_SHORT TASK_
Produce an exact transcription of the listing below, omitting the pictures.

_SUPPLIED RECORDS_
--------

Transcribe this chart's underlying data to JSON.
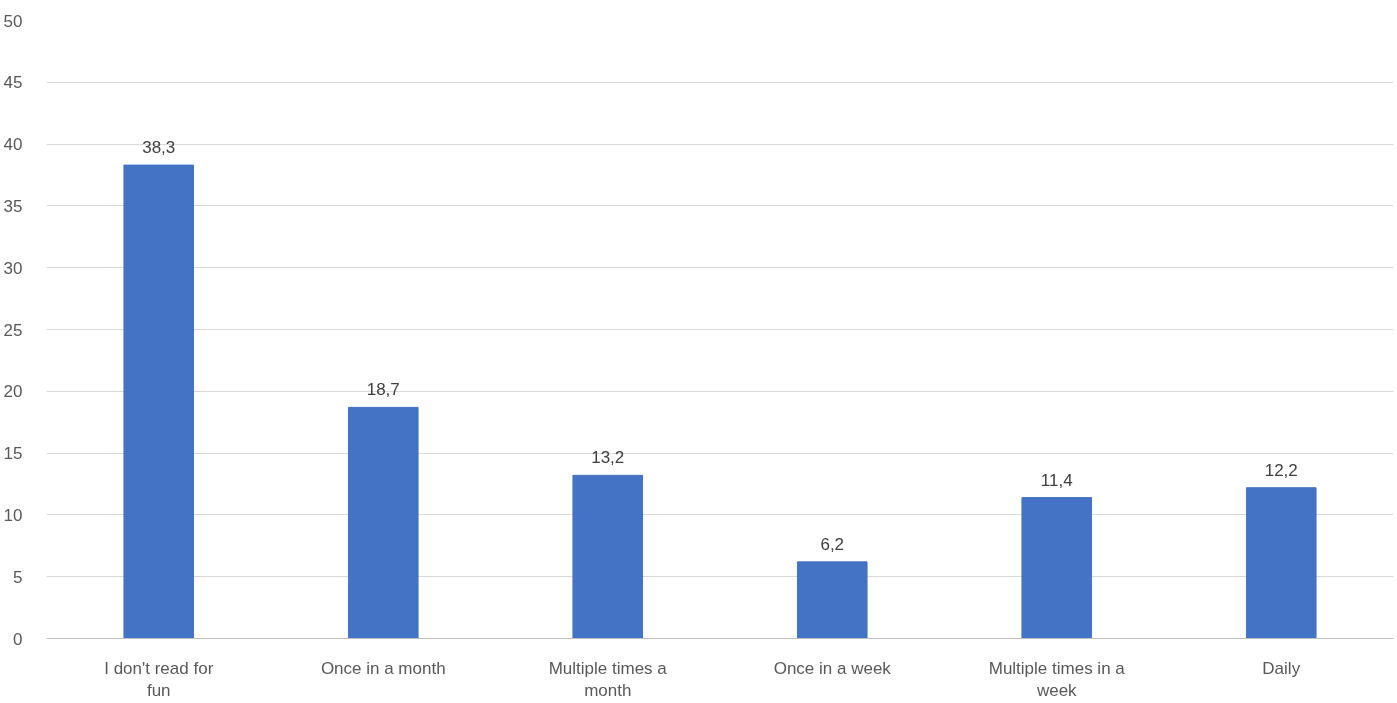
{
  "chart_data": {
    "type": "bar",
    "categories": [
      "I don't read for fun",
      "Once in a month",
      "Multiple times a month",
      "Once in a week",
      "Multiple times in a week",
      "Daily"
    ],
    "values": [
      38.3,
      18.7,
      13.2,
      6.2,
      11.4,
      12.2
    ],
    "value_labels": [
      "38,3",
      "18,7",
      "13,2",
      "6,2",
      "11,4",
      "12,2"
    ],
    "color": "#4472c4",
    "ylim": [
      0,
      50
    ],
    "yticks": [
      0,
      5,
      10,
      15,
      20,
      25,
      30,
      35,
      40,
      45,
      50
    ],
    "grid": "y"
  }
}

--------

_RESPONSE_
Transcribe this chart's underlying data to JSON.
{
  "chart_data": {
    "type": "bar",
    "categories": [
      "I don't read for fun",
      "Once in a month",
      "Multiple times a month",
      "Once in a week",
      "Multiple times in a week",
      "Daily"
    ],
    "values": [
      38.3,
      18.7,
      13.2,
      6.2,
      11.4,
      12.2
    ],
    "value_labels": [
      "38,3",
      "18,7",
      "13,2",
      "6,2",
      "11,4",
      "12,2"
    ],
    "color": "#4472c4",
    "ylim": [
      0,
      50
    ],
    "yticks": [
      0,
      5,
      10,
      15,
      20,
      25,
      30,
      35,
      40,
      45,
      50
    ],
    "grid": "y"
  }
}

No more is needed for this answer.